Short exercise:
Reproduce the complete listing without any deviation.
======== Provided records ========
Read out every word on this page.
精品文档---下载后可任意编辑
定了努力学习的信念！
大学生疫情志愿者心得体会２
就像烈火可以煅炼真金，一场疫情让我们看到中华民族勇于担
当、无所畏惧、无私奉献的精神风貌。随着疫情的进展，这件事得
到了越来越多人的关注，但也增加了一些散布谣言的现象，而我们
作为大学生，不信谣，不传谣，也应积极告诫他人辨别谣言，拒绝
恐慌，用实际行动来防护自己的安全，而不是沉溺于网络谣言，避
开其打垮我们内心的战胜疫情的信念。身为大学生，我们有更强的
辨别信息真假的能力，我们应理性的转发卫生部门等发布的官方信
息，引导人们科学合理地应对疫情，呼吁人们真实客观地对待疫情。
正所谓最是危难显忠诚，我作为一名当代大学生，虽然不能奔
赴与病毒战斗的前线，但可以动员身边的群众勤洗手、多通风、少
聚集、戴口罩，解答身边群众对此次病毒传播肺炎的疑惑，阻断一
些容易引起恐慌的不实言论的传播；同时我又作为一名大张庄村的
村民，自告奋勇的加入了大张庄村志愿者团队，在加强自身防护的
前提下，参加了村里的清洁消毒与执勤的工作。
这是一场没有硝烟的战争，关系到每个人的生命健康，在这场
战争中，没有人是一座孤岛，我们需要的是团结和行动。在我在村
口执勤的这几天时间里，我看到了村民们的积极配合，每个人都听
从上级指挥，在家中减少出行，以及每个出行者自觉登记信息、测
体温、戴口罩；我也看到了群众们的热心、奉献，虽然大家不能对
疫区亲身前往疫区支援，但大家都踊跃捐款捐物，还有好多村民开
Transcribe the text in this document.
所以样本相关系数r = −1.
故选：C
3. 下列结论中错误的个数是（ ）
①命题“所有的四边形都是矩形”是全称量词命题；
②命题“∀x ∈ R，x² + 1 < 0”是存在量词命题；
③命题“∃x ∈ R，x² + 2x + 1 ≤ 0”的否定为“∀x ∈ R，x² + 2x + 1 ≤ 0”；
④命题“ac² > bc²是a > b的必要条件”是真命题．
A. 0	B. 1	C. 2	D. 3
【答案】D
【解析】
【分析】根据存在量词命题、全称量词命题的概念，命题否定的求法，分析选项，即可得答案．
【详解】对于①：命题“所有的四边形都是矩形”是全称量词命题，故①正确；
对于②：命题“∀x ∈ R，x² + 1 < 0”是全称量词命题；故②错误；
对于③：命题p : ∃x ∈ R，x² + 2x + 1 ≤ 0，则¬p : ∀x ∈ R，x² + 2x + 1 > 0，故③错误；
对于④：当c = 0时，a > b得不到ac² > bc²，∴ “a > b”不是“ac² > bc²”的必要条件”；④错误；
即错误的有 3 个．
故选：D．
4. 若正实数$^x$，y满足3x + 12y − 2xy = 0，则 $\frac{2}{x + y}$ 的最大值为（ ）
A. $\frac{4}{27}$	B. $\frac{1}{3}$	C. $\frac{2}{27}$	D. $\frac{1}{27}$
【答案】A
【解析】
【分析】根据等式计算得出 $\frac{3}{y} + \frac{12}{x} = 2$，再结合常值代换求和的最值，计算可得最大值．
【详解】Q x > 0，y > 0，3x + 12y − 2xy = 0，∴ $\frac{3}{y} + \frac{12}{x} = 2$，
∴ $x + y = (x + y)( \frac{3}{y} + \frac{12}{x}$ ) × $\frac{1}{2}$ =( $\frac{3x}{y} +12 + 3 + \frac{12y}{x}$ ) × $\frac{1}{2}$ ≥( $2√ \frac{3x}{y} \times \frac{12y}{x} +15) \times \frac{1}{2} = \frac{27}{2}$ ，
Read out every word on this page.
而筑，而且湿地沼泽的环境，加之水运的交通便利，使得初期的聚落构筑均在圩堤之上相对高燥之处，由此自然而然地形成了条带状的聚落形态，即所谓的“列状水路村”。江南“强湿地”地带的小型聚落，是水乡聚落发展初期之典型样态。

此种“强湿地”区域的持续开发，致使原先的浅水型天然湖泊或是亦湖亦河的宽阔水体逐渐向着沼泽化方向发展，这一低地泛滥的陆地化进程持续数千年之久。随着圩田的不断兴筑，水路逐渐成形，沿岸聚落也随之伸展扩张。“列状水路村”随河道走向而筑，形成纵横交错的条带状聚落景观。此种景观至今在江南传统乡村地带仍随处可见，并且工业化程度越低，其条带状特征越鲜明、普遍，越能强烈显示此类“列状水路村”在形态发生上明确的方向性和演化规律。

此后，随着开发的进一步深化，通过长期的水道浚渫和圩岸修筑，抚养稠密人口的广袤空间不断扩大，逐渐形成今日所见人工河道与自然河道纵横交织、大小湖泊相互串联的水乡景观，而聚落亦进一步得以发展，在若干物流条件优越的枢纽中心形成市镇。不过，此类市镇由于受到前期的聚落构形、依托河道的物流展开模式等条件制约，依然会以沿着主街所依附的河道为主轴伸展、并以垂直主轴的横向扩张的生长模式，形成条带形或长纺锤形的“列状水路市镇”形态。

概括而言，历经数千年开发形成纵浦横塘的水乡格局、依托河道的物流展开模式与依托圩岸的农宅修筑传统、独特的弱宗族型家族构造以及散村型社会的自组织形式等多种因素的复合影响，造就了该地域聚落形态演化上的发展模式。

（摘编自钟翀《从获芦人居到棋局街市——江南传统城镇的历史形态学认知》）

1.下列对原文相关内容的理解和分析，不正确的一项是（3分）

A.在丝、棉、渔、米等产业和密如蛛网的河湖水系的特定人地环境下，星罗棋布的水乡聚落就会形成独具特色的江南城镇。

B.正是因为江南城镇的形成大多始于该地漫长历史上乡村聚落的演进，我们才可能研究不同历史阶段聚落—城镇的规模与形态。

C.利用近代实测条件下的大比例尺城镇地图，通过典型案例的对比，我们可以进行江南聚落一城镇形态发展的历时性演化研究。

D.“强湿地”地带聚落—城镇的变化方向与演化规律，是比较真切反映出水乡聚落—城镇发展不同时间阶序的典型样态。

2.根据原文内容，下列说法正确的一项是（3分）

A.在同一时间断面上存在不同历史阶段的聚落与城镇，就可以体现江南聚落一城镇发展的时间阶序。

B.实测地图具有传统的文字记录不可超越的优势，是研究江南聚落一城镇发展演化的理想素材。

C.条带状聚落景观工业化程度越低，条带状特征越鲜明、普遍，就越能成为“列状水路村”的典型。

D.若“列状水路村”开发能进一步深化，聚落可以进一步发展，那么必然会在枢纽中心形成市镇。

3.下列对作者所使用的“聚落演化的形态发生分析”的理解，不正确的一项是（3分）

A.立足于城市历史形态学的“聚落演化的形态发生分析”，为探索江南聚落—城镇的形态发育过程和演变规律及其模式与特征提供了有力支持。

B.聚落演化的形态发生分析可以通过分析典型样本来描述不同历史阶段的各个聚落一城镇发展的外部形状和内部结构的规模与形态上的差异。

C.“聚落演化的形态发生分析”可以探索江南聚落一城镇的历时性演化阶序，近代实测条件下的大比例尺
========
Correct output:
Read out every word on this page.
精品文档---下载后可任意编辑
定了努力学习的信念！
大学生疫情志愿者心得体会２
就像烈火可以煅炼真金，一场疫情让我们看到中华民族勇于担
当、无所畏惧、无私奉献的精神风貌。随着疫情的进展，这件事得
到了越来越多人的关注，但也增加了一些散布谣言的现象，而我们
作为大学生，不信谣，不传谣，也应积极告诫他人辨别谣言，拒绝
恐慌，用实际行动来防护自己的安全，而不是沉溺于网络谣言，避
开其打垮我们内心的战胜疫情的信念。身为大学生，我们有更强的
辨别信息真假的能力，我们应理性的转发卫生部门等发布的官方信
息，引导人们科学合理地应对疫情，呼吁人们真实客观地对待疫情。
正所谓最是危难显忠诚，我作为一名当代大学生，虽然不能奔
赴与病毒战斗的前线，但可以动员身边的群众勤洗手、多通风、少
聚集、戴口罩，解答身边群众对此次病毒传播肺炎的疑惑，阻断一
些容易引起恐慌的不实言论的传播；同时我又作为一名大张庄村的
村民，自告奋勇的加入了大张庄村志愿者团队，在加强自身防护的
前提下，参加了村里的清洁消毒与执勤的工作。
这是一场没有硝烟的战争，关系到每个人的生命健康，在这场
战争中，没有人是一座孤岛，我们需要的是团结和行动。在我在村
口执勤的这几天时间里，我看到了村民们的积极配合，每个人都听
从上级指挥，在家中减少出行，以及每个出行者自觉登记信息、测
体温、戴口罩；我也看到了群众们的热心、奉献，虽然大家不能对
疫区亲身前往疫区支援，但大家都踊跃捐款捐物，还有好多村民开
Transcribe the text in this document.
所以样本相关系数r = −1.
故选：C
3. 下列结论中错误的个数是（ ）
①命题“所有的四边形都是矩形”是全称量词命题；
②命题“∀x ∈ R，x² + 1 < 0”是存在量词命题；
③命题“∃x ∈ R，x² + 2x + 1 ≤ 0”的否定为“∀x ∈ R，x² + 2x + 1 ≤ 0”；
④命题“ac² > bc²是a > b的必要条件”是真命题．
A. 0	B. 1	C. 2	D. 3
【答案】D
【解析】
【分析】根据存在量词命题、全称量词命题的概念，命题否定的求法，分析选项，即可得答案．
【详解】对于①：命题“所有的四边形都是矩形”是全称量词命题，故①正确；
对于②：命题“∀x ∈ R，x² + 1 < 0”是全称量词命题；故②错误；
对于③：命题p : ∃x ∈ R，x² + 2x + 1 ≤ 0，则¬p : ∀x ∈ R，x² + 2x + 1 > 0，故③错误；
对于④：当c = 0时，a > b得不到ac² > bc²，∴ “a > b”不是“ac² > bc²”的必要条件”；④错误；
即错误的有 3 个．
故选：D．
4. 若正实数$^x$，y满足3x + 12y − 2xy = 0，则 $\frac{2}{x + y}$ 的最大值为（ ）
A. $\frac{4}{27}$	B. $\frac{1}{3}$	C. $\frac{2}{27}$	D. $\frac{1}{27}$
【答案】A
【解析】
【分析】根据等式计算得出 $\frac{3}{y} + \frac{12}{x} = 2$，再结合常值代换求和的最值，计算可得最大值．
【详解】Q x > 0，y > 0，3x + 12y − 2xy = 0，∴ $\frac{3}{y} + \frac{12}{x} = 2$，
∴ $x + y = (x + y)( \frac{3}{y} + \frac{12}{x}$ ) × $\frac{1}{2}$ =( $\frac{3x}{y} +12 + 3 + \frac{12y}{x}$ ) × $\frac{1}{2}$ ≥( $2√ \frac{3x}{y} \times \frac{12y}{x} +15) \times \frac{1}{2} = \frac{27}{2}$ ，
Read out every word on this page.
而筑，而且湿地沼泽的环境，加之水运的交通便利，使得初期的聚落构筑均在圩堤之上相对高燥之处，由此自然而然地形成了条带状的聚落形态，即所谓的“列状水路村”。江南“强湿地”地带的小型聚落，是水乡聚落发展初期之典型样态。

此种“强湿地”区域的持续开发，致使原先的浅水型天然湖泊或是亦湖亦河的宽阔水体逐渐向着沼泽化方向发展，这一低地泛滥的陆地化进程持续数千年之久。随着圩田的不断兴筑，水路逐渐成形，沿岸聚落也随之伸展扩张。“列状水路村”随河道走向而筑，形成纵横交错的条带状聚落景观。此种景观至今在江南传统乡村地带仍随处可见，并且工业化程度越低，其条带状特征越鲜明、普遍，越能强烈显示此类“列状水路村”在形态发生上明确的方向性和演化规律。

此后，随着开发的进一步深化，通过长期的水道浚渫和圩岸修筑，抚养稠密人口的广袤空间不断扩大，逐渐形成今日所见人工河道与自然河道纵横交织、大小湖泊相互串联的水乡景观，而聚落亦进一步得以发展，在若干物流条件优越的枢纽中心形成市镇。不过，此类市镇由于受到前期的聚落构形、依托河道的物流展开模式等条件制约，依然会以沿着主街所依附的河道为主轴伸展、并以垂直主轴的横向扩张的生长模式，形成条带形或长纺锤形的“列状水路市镇”形态。

概括而言，历经数千年开发形成纵浦横塘的水乡格局、依托河道的物流展开模式与依托圩岸的农宅修筑传统、独特的弱宗族型家族构造以及散村型社会的自组织形式等多种因素的复合影响，造就了该地域聚落形态演化上的发展模式。

（摘编自钟翀《从获芦人居到棋局街市——江南传统城镇的历史形态学认知》）

1.下列对原文相关内容的理解和分析，不正确的一项是（3分）

A.在丝、棉、渔、米等产业和密如蛛网的河湖水系的特定人地环境下，星罗棋布的水乡聚落就会形成独具特色的江南城镇。

B.正是因为江南城镇的形成大多始于该地漫长历史上乡村聚落的演进，我们才可能研究不同历史阶段聚落—城镇的规模与形态。

C.利用近代实测条件下的大比例尺城镇地图，通过典型案例的对比，我们可以进行江南聚落一城镇形态发展的历时性演化研究。

D.“强湿地”地带聚落—城镇的变化方向与演化规律，是比较真切反映出水乡聚落—城镇发展不同时间阶序的典型样态。

2.根据原文内容，下列说法正确的一项是（3分）

A.在同一时间断面上存在不同历史阶段的聚落与城镇，就可以体现江南聚落一城镇发展的时间阶序。

B.实测地图具有传统的文字记录不可超越的优势，是研究江南聚落一城镇发展演化的理想素材。

C.条带状聚落景观工业化程度越低，条带状特征越鲜明、普遍，就越能成为“列状水路村”的典型。

D.若“列状水路村”开发能进一步深化，聚落可以进一步发展，那么必然会在枢纽中心形成市镇。

3.下列对作者所使用的“聚落演化的形态发生分析”的理解，不正确的一项是（3分）

A.立足于城市历史形态学的“聚落演化的形态发生分析”，为探索江南聚落—城镇的形态发育过程和演变规律及其模式与特征提供了有力支持。

B.聚落演化的形态发生分析可以通过分析典型样本来描述不同历史阶段的各个聚落一城镇发展的外部形状和内部结构的规模与形态上的差异。

C.“聚落演化的形态发生分析”可以探索江南聚落一城镇的历时性演化阶序，近代实测条件下的大比例尺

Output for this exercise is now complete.